Answer with one number: how many lines hold the string "Средн".
## BEGIN Listed records
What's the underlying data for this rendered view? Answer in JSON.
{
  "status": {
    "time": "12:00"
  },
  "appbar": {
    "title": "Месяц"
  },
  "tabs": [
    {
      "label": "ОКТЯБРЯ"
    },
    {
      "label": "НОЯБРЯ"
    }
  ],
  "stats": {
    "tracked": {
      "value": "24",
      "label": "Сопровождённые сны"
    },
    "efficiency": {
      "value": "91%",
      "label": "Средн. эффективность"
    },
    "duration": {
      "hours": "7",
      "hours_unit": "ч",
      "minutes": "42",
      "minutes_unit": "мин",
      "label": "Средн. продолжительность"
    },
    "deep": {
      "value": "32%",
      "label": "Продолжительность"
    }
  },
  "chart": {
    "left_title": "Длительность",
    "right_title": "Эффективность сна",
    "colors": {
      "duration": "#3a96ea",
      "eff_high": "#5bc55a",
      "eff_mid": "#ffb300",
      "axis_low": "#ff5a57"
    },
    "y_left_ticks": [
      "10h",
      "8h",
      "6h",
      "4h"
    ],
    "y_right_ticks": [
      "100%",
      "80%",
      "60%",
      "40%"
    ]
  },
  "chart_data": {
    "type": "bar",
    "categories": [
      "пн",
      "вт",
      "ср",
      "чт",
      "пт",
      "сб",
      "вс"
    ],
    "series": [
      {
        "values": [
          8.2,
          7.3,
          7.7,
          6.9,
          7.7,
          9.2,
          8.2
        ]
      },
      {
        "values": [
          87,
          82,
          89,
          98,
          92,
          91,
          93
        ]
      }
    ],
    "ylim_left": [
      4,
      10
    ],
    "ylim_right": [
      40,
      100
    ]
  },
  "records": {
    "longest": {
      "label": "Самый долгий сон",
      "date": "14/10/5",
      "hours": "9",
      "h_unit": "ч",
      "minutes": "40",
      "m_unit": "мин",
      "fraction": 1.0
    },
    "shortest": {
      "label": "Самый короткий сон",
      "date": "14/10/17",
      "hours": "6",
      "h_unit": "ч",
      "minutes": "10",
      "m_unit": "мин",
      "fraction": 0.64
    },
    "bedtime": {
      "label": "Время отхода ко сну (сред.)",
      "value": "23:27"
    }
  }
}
## END Listed records
Exercise answer:
2